Task to complete. Give the number of lines below that contain "JSON", with no other output.

#### Provided entries ####

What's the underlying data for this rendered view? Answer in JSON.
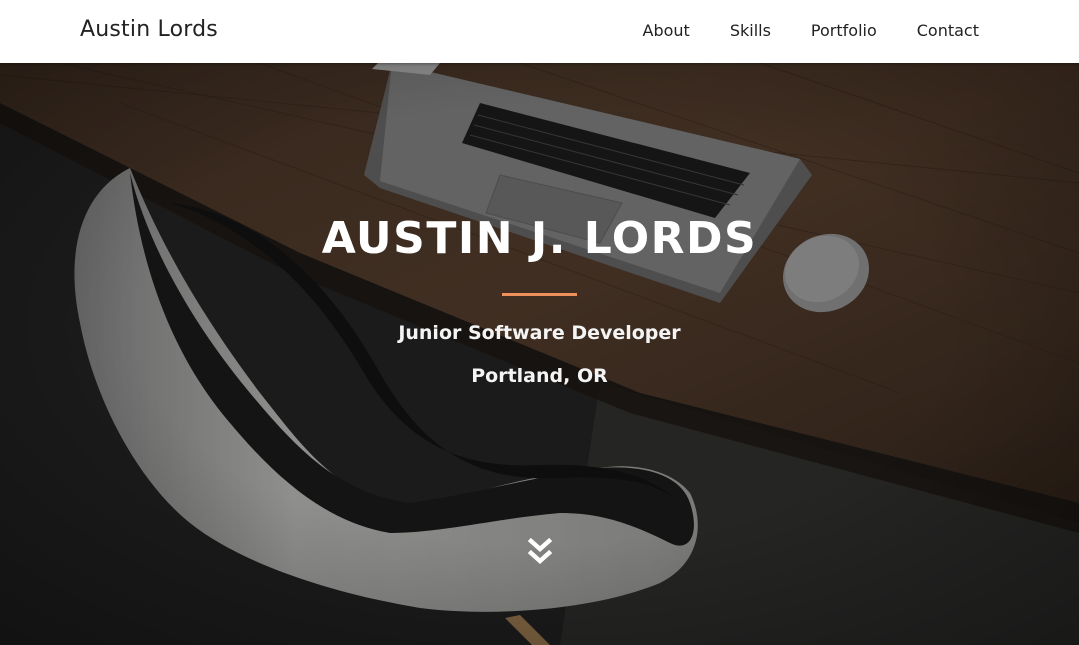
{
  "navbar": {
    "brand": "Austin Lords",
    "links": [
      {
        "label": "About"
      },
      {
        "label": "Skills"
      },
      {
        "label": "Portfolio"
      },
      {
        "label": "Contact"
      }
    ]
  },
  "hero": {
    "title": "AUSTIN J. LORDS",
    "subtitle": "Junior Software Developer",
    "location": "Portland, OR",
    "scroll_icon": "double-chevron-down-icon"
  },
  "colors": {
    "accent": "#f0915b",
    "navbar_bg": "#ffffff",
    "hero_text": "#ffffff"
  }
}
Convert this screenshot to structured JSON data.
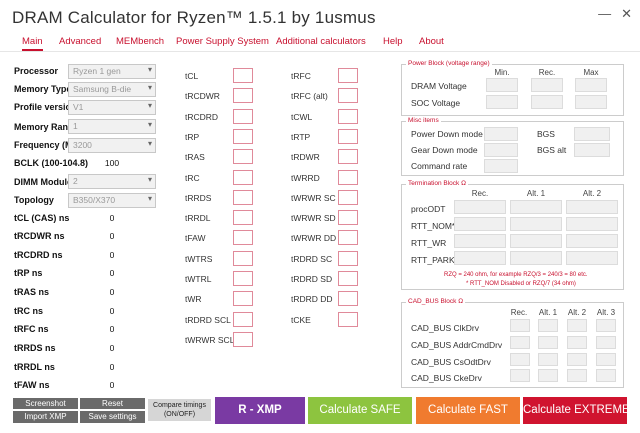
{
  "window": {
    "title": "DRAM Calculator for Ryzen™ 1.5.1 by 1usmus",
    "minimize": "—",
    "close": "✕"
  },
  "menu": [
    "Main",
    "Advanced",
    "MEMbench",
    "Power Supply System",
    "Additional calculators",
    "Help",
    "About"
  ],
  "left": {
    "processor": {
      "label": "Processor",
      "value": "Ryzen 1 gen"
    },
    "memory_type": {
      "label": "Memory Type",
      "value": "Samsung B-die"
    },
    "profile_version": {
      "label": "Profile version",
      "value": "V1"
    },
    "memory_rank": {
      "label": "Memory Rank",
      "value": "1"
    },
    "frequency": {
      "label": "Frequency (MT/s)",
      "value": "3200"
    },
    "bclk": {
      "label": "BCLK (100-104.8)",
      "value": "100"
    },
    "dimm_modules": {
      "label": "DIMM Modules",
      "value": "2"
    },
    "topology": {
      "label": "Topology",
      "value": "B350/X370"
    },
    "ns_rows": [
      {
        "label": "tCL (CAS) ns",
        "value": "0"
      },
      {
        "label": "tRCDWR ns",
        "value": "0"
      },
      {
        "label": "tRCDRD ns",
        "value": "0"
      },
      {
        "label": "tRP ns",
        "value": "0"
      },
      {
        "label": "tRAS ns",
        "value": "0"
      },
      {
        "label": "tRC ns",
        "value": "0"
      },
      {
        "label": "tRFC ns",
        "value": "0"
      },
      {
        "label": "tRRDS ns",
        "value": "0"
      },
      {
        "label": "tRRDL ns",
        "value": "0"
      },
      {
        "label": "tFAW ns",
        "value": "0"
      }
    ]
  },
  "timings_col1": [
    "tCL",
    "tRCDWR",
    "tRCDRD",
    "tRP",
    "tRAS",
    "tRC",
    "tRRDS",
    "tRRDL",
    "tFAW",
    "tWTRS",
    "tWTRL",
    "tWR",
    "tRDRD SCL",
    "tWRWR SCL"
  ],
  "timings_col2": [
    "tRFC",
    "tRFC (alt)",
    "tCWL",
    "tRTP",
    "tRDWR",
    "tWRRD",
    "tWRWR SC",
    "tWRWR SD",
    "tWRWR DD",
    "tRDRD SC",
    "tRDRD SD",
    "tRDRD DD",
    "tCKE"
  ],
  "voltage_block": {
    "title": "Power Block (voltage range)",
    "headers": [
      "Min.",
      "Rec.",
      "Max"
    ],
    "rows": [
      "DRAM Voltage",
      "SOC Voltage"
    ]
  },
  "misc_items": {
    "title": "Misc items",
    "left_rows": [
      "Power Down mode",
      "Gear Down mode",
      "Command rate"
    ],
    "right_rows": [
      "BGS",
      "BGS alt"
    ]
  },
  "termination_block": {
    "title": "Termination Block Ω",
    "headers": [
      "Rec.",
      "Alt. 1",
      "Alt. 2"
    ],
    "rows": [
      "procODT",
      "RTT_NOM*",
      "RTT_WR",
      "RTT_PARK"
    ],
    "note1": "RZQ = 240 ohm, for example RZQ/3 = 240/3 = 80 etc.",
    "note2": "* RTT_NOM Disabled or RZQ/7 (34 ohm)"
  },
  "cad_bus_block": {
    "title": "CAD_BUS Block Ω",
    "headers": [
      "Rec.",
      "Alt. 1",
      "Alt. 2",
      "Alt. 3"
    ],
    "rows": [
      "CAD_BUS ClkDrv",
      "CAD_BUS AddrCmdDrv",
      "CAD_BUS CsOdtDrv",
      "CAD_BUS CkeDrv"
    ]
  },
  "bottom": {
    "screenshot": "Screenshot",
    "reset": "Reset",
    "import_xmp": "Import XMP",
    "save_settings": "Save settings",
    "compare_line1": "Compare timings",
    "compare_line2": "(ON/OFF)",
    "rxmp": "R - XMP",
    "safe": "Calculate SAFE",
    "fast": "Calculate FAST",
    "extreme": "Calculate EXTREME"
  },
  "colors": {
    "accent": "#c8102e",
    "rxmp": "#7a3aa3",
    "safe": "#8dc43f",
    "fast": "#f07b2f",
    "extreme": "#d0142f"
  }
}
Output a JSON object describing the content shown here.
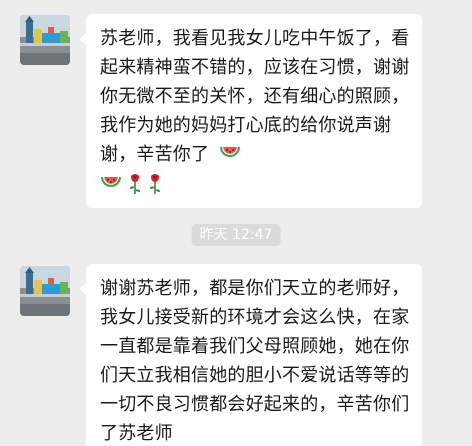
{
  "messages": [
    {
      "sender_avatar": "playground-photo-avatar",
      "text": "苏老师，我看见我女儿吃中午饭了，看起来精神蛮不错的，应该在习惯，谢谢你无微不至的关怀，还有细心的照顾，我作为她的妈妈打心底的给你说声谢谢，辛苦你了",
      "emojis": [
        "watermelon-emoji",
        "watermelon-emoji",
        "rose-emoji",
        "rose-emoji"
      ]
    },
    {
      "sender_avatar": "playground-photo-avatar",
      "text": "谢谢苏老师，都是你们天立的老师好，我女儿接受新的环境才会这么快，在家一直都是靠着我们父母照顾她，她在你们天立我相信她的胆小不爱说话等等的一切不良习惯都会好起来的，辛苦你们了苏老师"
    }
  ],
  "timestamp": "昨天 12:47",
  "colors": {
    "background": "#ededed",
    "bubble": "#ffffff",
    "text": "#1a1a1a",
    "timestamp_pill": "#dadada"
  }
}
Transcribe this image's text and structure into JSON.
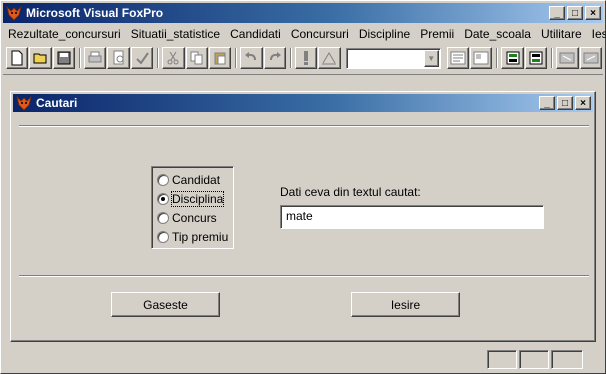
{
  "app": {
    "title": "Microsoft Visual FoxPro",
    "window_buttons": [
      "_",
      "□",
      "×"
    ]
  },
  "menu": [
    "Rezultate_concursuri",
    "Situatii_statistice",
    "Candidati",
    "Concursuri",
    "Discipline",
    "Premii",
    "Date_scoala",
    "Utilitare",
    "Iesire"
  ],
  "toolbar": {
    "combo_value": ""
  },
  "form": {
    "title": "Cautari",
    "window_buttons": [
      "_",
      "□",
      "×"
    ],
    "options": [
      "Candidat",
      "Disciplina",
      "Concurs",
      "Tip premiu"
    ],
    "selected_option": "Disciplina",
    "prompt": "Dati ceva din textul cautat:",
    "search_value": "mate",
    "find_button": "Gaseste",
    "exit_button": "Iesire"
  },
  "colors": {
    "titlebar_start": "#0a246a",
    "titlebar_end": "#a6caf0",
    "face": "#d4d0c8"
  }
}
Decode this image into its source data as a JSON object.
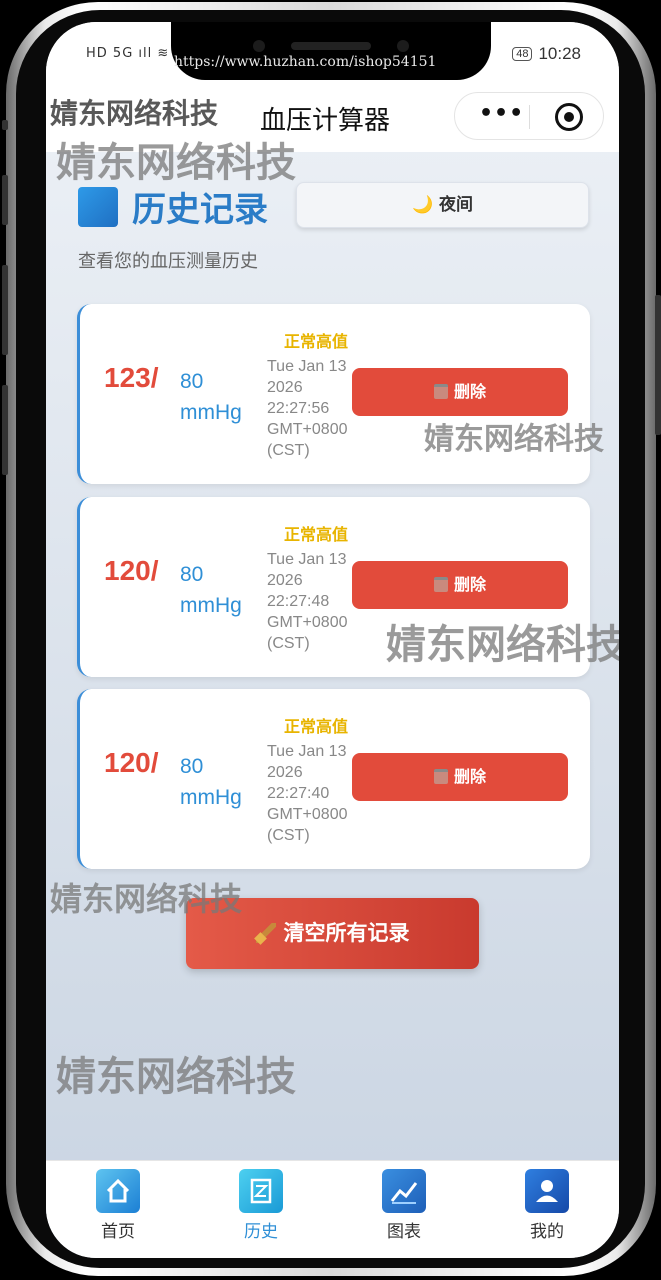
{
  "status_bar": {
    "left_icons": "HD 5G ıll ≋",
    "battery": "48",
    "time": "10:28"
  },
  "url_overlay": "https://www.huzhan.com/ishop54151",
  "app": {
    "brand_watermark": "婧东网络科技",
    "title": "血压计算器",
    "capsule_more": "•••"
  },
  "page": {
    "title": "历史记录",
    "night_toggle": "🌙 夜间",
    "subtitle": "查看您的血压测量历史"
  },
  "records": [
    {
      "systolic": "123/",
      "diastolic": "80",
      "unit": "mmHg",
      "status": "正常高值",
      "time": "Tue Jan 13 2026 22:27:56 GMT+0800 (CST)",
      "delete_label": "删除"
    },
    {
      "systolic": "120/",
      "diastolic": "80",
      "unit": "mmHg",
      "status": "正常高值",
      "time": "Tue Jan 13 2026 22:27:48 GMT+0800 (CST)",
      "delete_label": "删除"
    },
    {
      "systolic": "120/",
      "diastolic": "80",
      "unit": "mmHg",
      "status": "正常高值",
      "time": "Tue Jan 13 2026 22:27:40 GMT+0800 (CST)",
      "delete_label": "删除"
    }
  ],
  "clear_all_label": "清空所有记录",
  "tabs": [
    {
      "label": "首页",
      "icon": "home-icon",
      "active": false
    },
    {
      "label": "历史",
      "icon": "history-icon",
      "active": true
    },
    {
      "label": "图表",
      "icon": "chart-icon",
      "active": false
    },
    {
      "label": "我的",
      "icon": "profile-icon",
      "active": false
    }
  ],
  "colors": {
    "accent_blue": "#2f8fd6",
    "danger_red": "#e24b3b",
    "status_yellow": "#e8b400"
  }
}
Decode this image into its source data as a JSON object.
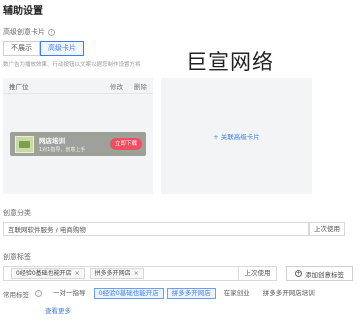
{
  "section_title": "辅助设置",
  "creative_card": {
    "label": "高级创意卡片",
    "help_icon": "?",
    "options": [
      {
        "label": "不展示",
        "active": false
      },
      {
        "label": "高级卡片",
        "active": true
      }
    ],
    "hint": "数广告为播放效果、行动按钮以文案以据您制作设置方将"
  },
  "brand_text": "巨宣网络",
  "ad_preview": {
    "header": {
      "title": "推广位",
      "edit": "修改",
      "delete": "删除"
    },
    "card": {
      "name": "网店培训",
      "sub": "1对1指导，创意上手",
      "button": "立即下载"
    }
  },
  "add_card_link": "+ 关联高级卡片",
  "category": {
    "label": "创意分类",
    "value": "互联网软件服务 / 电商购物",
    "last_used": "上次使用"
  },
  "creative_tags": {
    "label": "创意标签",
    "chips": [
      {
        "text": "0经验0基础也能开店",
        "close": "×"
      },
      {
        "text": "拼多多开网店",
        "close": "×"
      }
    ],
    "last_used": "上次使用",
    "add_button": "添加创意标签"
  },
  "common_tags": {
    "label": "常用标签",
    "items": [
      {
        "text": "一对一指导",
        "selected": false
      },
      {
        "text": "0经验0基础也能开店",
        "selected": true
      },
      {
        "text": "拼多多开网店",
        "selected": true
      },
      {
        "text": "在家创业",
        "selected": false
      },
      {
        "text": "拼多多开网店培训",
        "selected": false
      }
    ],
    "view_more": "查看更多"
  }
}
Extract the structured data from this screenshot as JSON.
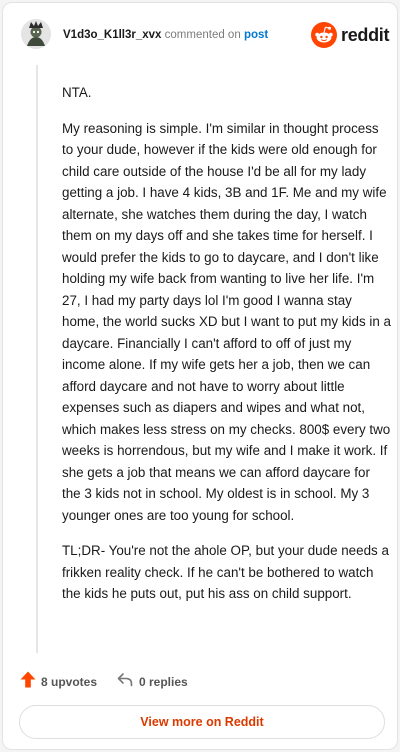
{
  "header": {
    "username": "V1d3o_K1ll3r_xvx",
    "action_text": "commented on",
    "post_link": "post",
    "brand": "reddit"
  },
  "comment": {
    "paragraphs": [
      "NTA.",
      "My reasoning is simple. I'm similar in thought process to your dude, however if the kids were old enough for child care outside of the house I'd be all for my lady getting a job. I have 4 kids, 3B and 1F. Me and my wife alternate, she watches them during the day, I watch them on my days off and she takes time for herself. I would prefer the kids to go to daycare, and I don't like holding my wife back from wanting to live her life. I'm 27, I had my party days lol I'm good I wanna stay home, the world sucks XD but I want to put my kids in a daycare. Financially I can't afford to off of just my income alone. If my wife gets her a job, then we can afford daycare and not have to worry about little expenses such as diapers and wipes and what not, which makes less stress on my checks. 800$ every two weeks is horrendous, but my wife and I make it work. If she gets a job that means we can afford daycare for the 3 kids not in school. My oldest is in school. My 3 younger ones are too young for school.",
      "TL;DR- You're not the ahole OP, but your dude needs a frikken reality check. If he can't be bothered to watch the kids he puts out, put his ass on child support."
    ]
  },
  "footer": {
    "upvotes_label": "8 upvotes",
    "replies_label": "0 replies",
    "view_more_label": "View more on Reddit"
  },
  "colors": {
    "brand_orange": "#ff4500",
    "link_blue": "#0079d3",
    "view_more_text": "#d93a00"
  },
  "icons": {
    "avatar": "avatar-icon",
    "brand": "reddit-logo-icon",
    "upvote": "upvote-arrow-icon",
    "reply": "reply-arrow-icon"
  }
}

####

Output of the task. 7